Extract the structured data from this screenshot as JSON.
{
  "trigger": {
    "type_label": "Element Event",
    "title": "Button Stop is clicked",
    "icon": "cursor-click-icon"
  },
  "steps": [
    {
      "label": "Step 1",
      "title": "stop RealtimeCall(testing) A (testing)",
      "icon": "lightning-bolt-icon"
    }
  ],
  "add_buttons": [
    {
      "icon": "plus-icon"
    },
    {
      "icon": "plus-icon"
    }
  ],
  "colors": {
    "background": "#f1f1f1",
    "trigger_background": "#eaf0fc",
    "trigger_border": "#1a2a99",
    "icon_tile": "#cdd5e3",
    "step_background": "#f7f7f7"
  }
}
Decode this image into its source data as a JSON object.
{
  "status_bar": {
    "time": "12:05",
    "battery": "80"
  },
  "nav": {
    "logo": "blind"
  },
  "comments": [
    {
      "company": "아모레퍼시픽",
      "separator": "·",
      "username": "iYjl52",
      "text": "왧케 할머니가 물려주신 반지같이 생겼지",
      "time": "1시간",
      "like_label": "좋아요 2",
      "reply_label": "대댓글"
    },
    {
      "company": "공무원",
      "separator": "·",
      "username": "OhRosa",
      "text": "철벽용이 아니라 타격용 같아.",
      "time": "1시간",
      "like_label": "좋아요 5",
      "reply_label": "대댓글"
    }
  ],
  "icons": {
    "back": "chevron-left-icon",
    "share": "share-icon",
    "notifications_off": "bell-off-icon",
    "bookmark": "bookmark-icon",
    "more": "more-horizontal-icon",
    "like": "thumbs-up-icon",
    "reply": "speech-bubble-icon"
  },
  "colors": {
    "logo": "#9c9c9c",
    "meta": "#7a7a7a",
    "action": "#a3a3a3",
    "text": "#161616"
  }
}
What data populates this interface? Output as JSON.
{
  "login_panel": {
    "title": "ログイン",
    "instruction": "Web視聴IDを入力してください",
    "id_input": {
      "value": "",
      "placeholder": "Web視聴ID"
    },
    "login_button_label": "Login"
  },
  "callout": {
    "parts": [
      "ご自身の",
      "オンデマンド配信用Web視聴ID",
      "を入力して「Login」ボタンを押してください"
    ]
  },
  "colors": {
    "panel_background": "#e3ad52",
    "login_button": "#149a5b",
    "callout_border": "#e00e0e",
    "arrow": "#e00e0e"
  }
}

→ SET PROBLEM:
Make a copy of each line that contains the string "data".

→ ANSWER IN FULL:
Extract the structured data from this screenshot as JSON.
Decode this image into its source data as a JSON object.
What data populates this interface? Output as JSON.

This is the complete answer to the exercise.